(Source data)
☆ ☆ ☆
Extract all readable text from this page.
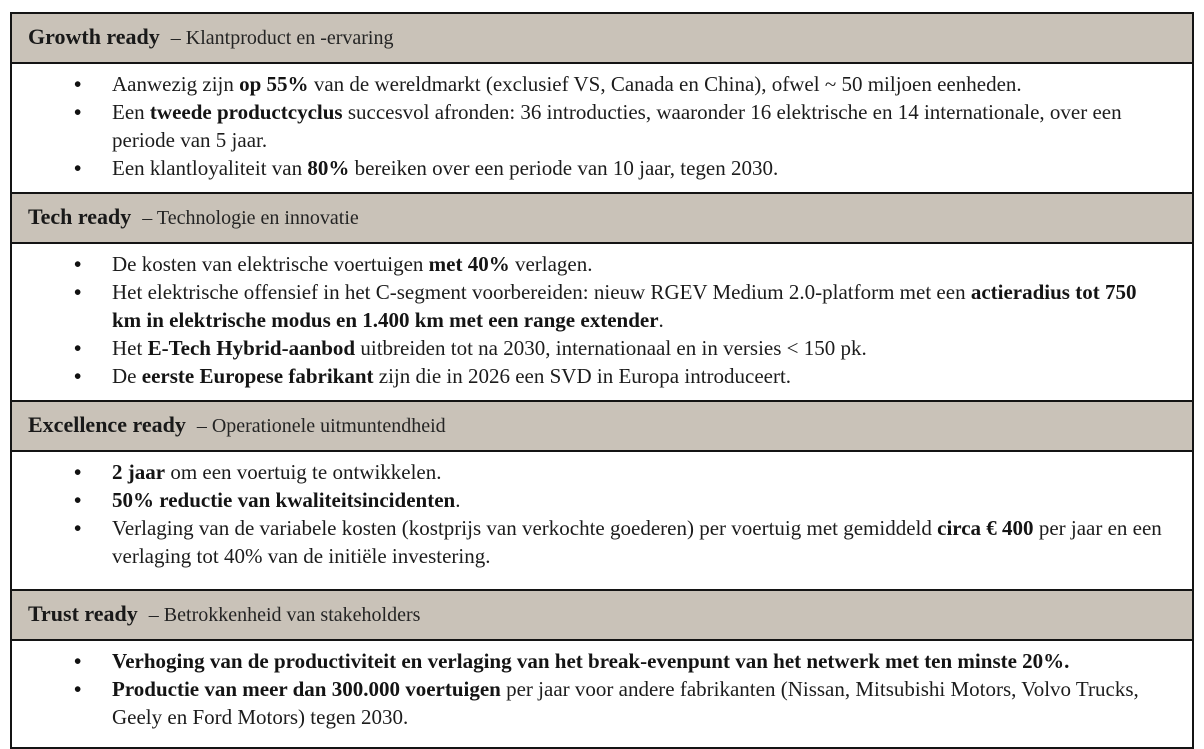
Growth ready – Klantproduct en -ervaring
• Aanwezig zijn op 55% van de wereldmarkt (exclusief VS, Canada en China), ofwel ~ 50 miljoen eenheden.
• Een tweede productcyclus succesvol afronden: 36 introducties, waaronder 16 elektrische en 14 internationale, over een periode van 5 jaar.
• Een klantloyaliteit van 80% bereiken over een periode van 10 jaar, tegen 2030.
Tech ready – Technologie en innovatie
• De kosten van elektrische voertuigen met 40% verlagen.
• Het elektrische offensief in het C-segment voorbereiden: nieuw RGEV Medium 2.0-platform met een actieradius tot 750 km in elektrische modus en 1.400 km met een range extender.
• Het E-Tech Hybrid-aanbod uitbreiden tot na 2030, internationaal en in versies < 150 pk.
• De eerste Europese fabrikant zijn die in 2026 een SVD in Europa introduceert.
Excellence ready – Operationele uitmuntendheid
• 2 jaar om een voertuig te ontwikkelen.
• 50% reductie van kwaliteitsincidenten.
• Verlaging van de variabele kosten (kostprijs van verkochte goederen) per voertuig met gemiddeld circa € 400 per jaar en een verlaging tot 40% van de initiële investering.
Trust ready – Betrokkenheid van stakeholders
• Verhoging van de productiviteit en verlaging van het break-evenpunt van het netwerk met ten minste 20%.
• Productie van meer dan 300.000 voertuigen per jaar voor andere fabrikanten (Nissan, Mitsubishi Motors, Volvo Trucks, Geely en Ford Motors) tegen 2030.
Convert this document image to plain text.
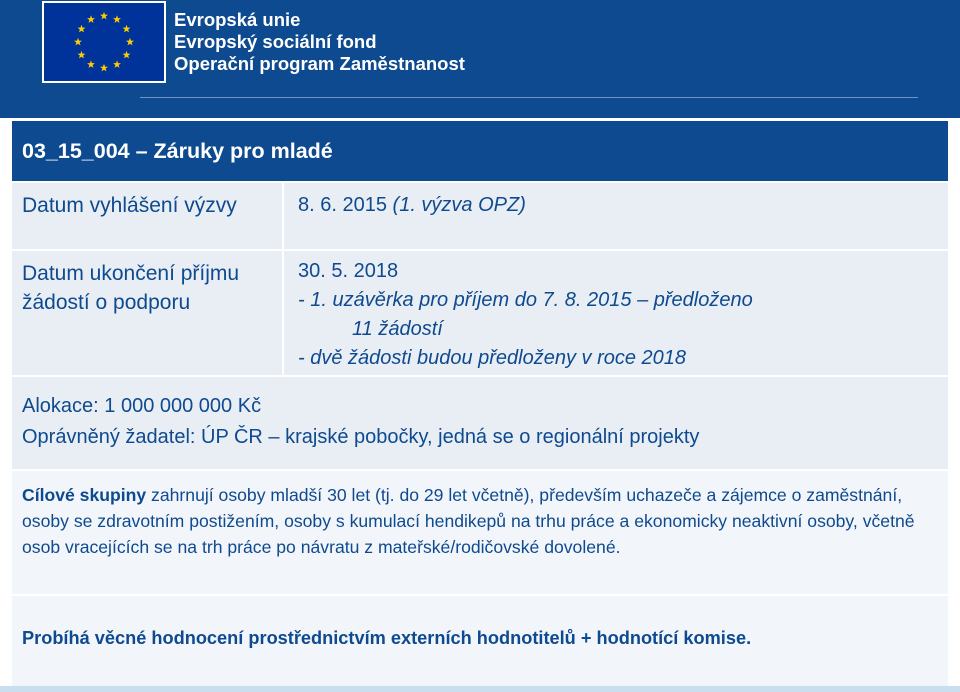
Evropská unie
Evropský sociální fond
Operační program Zaměstnanost
03_15_004 – Záruky pro mladé
Datum vyhlášení výzvy	8. 6. 2015 (1. výzva OPZ)
Datum ukončení příjmu žádostí o podporu
30. 5. 2018
- 1. uzávěrka pro příjem do 7. 8. 2015 – předloženo
11 žádostí
- dvě žádosti budou předloženy v roce 2018
Alokace: 1 000 000 000 Kč
Oprávněný žadatel: ÚP ČR – krajské pobočky, jedná se o regionální projekty
Cílové skupiny zahrnují osoby mladší 30 let (tj. do 29 let včetně), především uchazeče a zájemce o zaměstnání, osoby se zdravotním postižením, osoby s kumulací hendikepů na trhu práce a ekonomicky neaktivní osoby, včetně osob vracejících se na trh práce po návratu z mateřské/rodičovské dovolené.
Probíhá věcné hodnocení prostřednictvím externích hodnotitelů + hodnotící komise.
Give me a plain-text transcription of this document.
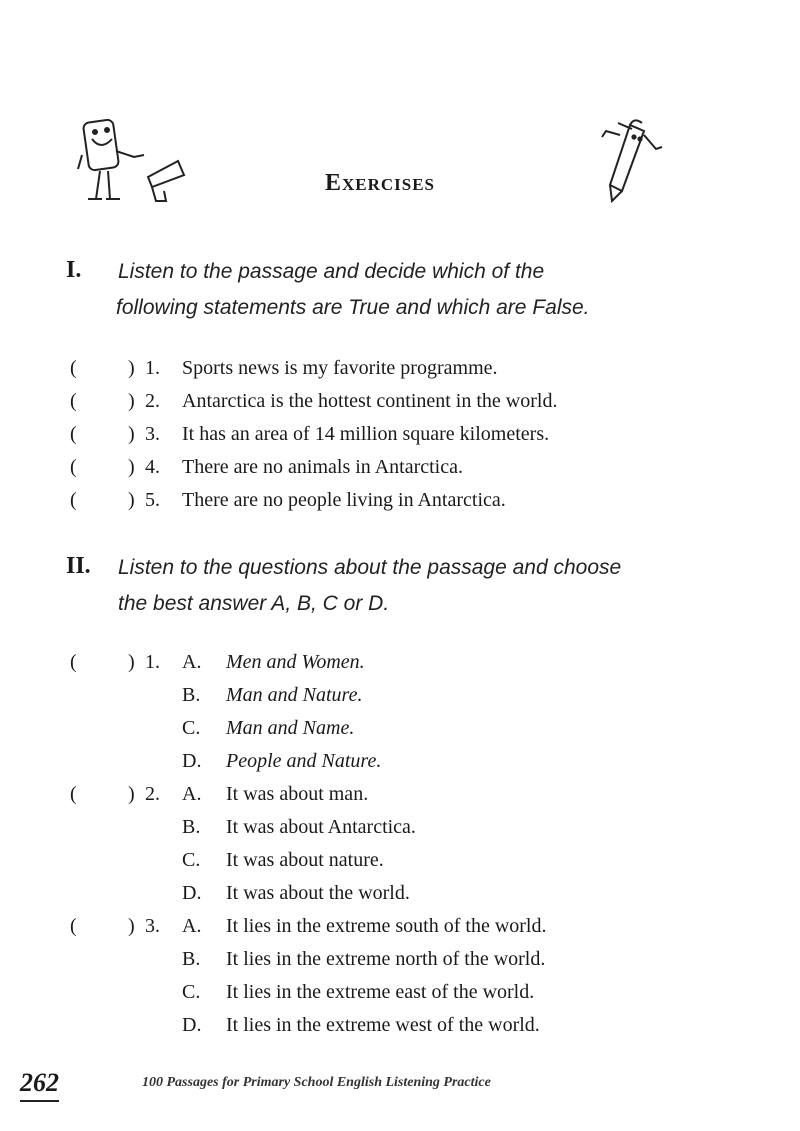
Exercises
I. Listen to the passage and decide which of the
following statements are True and which are False.
(	) 1. Sports news is my favorite programme.
(	) 2. Antarctica is the hottest continent in the world.
(	) 3. It has an area of 14 million square kilometers.
(	) 4. There are no animals in Antarctica.
(	) 5. There are no people living in Antarctica.
II. Listen to the questions about the passage and choose
the best answer A, B, C or D.
(	) 1. A. Men and Women.
B. Man and Nature.
C. Man and Name.
D. People and Nature.
(	) 2. A. It was about man.
B. It was about Antarctica.
C. It was about nature.
D. It was about the world.
(	) 3. A. It lies in the extreme south of the world.
B. It lies in the extreme north of the world.
C. It lies in the extreme east of the world.
D. It lies in the extreme west of the world.
262	100 Passages for Primary School English Listening Practice
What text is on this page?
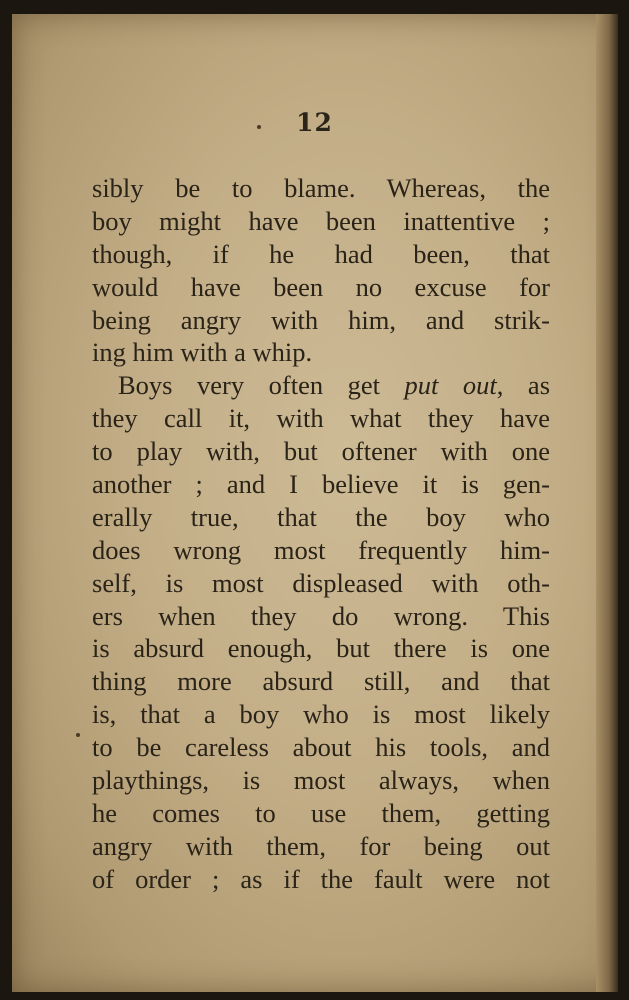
12
sibly be to blame. Whereas, the
boy might have been inattentive ;
though, if he had been, that
would have been no excuse for
being angry with him, and strik-
ing him with a whip.
Boys very often get put out, as
they call it, with what they have
to play with, but oftener with one
another ; and I believe it is gen-
erally true, that the boy who
does wrong most frequently him-
self, is most displeased with oth-
ers when they do wrong. This
is absurd enough, but there is one
thing more absurd still, and that
is, that a boy who is most likely
to be careless about his tools, and
playthings, is most always, when
he comes to use them, getting
angry with them, for being out
of order ; as if the fault were not
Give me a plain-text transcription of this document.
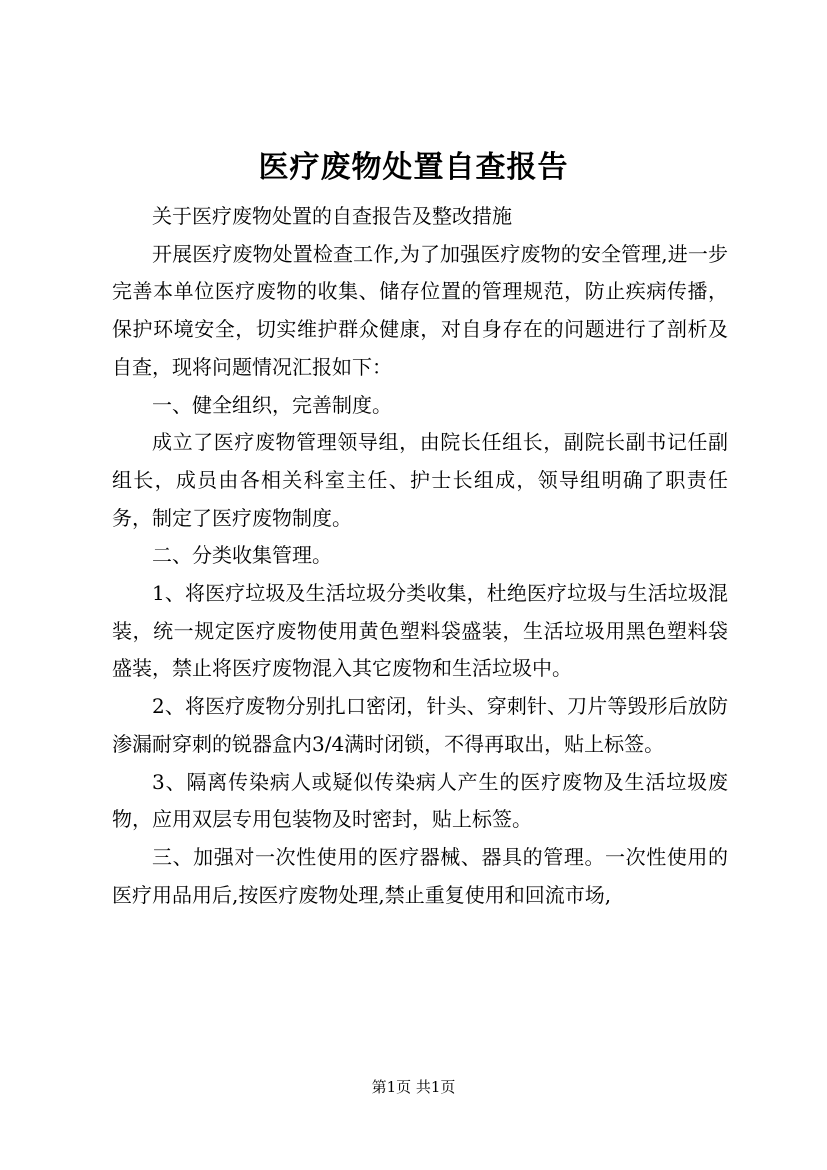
医疗废物处置自查报告

关于医疗废物处置的自查报告及整改措施

开展医疗废物处置检查工作,为了加强医疗废物的安全管理,进一步完善本单位医疗废物的收集、储存位置的管理规范，防止疾病传播，保护环境安全，切实维护群众健康，对自身存在的问题进行了剖析及自查，现将问题情况汇报如下：

一、健全组织，完善制度。

成立了医疗废物管理领导组，由院长任组长，副院长副书记任副组长，成员由各相关科室主任、护士长组成，领导组明确了职责任务，制定了医疗废物制度。

二、分类收集管理。

1、将医疗垃圾及生活垃圾分类收集，杜绝医疗垃圾与生活垃圾混装，统一规定医疗废物使用黄色塑料袋盛装，生活垃圾用黑色塑料袋盛装，禁止将医疗废物混入其它废物和生活垃圾中。

2、将医疗废物分别扎口密闭，针头、穿刺针、刀片等毁形后放防渗漏耐穿刺的锐器盒内3/4满时闭锁，不得再取出，贴上标签。

3、隔离传染病人或疑似传染病人产生的医疗废物及生活垃圾废物，应用双层专用包装物及时密封，贴上标签。

三、加强对一次性使用的医疗器械、器具的管理。一次性使用的医疗用品用后,按医疗废物处理,禁止重复使用和回流市场,

第1页 共1页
☆ ☆ ☆
• [WRITTEN INSTRUCTION] Find all lines holding the string "Tech" and copy them.

• [FULL ANSWER]
Tech ready – Technologie en innovatie
• Het E-Tech Hybrid-aanbod uitbreiden tot na 2030, internationaal en in versies < 150 pk.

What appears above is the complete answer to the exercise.